>> START
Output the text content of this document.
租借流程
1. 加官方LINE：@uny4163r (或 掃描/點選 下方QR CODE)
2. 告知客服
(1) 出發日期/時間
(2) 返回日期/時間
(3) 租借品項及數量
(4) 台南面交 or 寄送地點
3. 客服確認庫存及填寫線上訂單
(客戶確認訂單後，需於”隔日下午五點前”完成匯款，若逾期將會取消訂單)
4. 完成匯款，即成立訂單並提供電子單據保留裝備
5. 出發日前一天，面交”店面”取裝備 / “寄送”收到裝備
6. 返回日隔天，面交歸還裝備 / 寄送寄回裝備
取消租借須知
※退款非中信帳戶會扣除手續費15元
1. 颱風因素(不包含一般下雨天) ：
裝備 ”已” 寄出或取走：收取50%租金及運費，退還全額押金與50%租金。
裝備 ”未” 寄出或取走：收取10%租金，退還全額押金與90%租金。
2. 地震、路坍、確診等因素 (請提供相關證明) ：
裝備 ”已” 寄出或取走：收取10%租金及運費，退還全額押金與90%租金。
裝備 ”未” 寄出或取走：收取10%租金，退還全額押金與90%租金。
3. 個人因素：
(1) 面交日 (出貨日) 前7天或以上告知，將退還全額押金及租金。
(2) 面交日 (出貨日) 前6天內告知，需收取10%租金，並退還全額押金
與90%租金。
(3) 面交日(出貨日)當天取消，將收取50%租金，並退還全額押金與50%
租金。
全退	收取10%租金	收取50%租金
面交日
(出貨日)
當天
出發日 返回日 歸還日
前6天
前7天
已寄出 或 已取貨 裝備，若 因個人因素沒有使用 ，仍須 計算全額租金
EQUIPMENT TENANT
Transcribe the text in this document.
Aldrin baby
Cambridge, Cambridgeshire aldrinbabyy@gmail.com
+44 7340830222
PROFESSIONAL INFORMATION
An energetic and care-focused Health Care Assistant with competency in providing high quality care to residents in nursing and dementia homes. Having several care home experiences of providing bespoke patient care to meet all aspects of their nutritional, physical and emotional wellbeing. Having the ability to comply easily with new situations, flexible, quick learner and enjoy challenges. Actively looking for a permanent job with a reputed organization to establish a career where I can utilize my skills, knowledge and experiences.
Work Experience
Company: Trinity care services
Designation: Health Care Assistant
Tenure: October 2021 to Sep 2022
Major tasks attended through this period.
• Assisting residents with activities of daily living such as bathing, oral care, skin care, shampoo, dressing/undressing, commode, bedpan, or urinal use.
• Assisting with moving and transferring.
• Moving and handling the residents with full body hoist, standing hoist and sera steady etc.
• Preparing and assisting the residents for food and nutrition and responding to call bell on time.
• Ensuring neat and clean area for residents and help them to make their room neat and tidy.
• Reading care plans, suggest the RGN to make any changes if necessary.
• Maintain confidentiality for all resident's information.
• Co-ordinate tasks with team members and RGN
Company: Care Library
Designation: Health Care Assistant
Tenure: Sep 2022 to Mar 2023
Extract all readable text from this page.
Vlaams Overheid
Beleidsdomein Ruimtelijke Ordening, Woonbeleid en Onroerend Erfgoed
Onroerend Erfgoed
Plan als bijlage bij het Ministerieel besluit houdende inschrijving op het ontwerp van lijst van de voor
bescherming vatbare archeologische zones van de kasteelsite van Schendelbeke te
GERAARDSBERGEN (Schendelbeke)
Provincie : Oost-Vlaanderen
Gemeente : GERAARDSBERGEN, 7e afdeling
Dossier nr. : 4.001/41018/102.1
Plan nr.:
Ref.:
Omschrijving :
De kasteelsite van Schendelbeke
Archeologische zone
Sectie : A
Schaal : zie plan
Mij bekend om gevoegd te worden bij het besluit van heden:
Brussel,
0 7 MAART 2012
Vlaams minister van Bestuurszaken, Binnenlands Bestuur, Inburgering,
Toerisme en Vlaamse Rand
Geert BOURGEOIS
>> END
- _WHAT THIS TASK INVOLVES_: Reply with nothing but a number: how many lines of the entries above contain the string "Schendelbeke"?

- _REPLY TO THE TASK_: 3